-------- Information supplied --------

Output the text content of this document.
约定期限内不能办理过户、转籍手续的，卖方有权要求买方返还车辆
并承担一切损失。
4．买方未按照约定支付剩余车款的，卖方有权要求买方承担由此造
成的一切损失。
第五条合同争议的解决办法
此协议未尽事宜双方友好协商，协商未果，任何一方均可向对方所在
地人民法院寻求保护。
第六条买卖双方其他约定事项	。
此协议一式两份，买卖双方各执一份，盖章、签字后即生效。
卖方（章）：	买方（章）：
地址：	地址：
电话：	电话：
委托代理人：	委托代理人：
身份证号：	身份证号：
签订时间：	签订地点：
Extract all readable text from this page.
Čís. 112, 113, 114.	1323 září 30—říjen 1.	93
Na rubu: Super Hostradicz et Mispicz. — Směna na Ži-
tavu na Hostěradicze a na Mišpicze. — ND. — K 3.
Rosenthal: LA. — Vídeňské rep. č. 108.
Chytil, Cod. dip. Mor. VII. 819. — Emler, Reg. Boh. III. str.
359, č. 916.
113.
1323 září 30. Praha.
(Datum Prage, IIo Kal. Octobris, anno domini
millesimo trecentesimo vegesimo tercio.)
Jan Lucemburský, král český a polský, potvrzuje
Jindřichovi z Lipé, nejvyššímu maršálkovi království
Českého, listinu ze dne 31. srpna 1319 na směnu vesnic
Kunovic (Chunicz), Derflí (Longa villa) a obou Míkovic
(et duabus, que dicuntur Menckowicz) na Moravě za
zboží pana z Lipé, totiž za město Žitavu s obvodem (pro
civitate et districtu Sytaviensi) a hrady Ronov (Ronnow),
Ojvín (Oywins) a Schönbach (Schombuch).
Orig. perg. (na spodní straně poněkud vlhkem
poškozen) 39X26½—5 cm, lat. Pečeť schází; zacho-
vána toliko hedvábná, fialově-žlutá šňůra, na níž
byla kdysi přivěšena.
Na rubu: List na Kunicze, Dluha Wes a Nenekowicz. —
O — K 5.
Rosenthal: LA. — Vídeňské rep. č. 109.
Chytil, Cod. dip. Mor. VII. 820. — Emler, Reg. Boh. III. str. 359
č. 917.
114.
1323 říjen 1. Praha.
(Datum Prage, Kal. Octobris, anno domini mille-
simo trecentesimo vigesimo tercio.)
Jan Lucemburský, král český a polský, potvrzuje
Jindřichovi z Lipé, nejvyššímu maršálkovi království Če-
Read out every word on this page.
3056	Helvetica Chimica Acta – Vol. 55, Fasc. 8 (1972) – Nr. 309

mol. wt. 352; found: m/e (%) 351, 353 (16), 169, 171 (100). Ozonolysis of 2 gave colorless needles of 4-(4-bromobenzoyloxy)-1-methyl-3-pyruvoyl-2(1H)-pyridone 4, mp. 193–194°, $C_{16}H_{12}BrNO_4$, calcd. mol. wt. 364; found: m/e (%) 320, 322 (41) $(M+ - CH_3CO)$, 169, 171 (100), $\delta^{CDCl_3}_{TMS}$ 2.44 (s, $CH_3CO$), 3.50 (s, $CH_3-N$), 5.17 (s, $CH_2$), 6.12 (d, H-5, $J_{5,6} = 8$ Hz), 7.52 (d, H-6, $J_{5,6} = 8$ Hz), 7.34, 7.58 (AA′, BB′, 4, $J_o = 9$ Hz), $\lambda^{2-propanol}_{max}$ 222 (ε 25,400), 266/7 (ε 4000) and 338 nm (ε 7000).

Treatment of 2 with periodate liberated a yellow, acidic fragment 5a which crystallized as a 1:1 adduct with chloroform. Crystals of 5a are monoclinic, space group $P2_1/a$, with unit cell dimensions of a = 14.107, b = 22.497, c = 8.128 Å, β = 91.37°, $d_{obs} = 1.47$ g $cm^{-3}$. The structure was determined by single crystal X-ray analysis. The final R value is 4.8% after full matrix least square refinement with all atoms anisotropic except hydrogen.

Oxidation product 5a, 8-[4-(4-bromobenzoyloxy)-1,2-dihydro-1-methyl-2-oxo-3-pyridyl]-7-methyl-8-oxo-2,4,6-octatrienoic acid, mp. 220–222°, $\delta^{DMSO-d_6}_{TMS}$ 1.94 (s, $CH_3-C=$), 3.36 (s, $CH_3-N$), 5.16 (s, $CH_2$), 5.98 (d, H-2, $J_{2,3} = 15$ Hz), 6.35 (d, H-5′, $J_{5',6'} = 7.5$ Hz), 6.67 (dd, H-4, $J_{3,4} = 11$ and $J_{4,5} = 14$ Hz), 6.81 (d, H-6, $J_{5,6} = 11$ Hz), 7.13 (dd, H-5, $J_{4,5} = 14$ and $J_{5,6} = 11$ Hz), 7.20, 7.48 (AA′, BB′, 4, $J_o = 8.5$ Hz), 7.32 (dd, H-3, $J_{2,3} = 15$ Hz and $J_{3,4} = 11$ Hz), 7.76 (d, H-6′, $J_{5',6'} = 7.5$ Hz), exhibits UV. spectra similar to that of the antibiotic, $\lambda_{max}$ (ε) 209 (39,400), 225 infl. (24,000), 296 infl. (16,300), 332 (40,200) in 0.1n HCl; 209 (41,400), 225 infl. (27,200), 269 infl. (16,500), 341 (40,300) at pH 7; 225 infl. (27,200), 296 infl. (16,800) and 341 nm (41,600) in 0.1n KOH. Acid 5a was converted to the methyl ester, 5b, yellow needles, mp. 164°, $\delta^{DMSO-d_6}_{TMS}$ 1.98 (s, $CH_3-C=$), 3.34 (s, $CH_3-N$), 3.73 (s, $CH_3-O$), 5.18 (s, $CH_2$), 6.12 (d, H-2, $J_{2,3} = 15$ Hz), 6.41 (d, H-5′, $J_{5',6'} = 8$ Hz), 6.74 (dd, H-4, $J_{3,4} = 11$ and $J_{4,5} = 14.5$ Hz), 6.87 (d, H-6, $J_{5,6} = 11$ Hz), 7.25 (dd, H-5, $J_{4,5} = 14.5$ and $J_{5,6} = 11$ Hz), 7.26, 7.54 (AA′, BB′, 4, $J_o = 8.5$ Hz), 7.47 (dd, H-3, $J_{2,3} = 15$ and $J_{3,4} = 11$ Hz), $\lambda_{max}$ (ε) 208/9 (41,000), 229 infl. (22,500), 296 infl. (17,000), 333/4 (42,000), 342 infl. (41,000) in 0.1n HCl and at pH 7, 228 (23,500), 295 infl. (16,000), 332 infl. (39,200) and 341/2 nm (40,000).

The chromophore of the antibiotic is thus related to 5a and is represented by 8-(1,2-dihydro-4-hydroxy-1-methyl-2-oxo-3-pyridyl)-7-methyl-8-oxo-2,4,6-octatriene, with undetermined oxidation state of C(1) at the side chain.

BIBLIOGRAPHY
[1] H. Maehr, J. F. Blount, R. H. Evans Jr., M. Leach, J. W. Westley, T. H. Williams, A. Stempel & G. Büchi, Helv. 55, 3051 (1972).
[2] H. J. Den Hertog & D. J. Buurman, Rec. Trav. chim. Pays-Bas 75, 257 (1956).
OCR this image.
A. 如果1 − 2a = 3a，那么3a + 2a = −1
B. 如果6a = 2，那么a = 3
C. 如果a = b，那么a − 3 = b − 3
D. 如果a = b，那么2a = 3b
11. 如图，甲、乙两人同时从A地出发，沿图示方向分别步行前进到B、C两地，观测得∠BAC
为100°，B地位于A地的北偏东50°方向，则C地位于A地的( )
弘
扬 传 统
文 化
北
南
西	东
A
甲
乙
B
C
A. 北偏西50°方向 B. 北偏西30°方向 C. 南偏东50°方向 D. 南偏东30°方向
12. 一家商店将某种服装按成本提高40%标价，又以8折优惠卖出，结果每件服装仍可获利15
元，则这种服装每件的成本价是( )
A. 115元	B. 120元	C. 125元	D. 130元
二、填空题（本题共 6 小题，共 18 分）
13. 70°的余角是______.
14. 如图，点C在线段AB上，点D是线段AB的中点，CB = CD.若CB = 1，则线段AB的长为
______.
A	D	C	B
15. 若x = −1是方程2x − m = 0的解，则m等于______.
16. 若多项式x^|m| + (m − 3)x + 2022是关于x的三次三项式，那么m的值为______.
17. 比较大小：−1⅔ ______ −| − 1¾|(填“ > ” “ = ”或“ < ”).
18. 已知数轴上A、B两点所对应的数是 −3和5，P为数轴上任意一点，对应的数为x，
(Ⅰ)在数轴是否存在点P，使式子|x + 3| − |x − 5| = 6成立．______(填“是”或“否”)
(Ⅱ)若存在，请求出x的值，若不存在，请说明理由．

--------

_Problem_:
Can you quote exactly the lines from the one containing "OCR this image." through the last line of the records above, and nothing else?

_Solution for this problem_:
OCR this image.
A. 如果1 − 2a = 3a，那么3a + 2a = −1
B. 如果6a = 2，那么a = 3
C. 如果a = b，那么a − 3 = b − 3
D. 如果a = b，那么2a = 3b
11. 如图，甲、乙两人同时从A地出发，沿图示方向分别步行前进到B、C两地，观测得∠BAC
为100°，B地位于A地的北偏东50°方向，则C地位于A地的( )
弘
扬 传 统
文 化
北
南
西	东
A
甲
乙
B
C
A. 北偏西50°方向 B. 北偏西30°方向 C. 南偏东50°方向 D. 南偏东30°方向
12. 一家商店将某种服装按成本提高40%标价，又以8折优惠卖出，结果每件服装仍可获利15
元，则这种服装每件的成本价是( )
A. 115元	B. 120元	C. 125元	D. 130元
二、填空题（本题共 6 小题，共 18 分）
13. 70°的余角是______.
14. 如图，点C在线段AB上，点D是线段AB的中点，CB = CD.若CB = 1，则线段AB的长为
______.
A	D	C	B
15. 若x = −1是方程2x − m = 0的解，则m等于______.
16. 若多项式x^|m| + (m − 3)x + 2022是关于x的三次三项式，那么m的值为______.
17. 比较大小：−1⅔ ______ −| − 1¾|(填“ > ” “ = ”或“ < ”).
18. 已知数轴上A、B两点所对应的数是 −3和5，P为数轴上任意一点，对应的数为x，
(Ⅰ)在数轴是否存在点P，使式子|x + 3| − |x − 5| = 6成立．______(填“是”或“否”)
(Ⅱ)若存在，请求出x的值，若不存在，请说明理由．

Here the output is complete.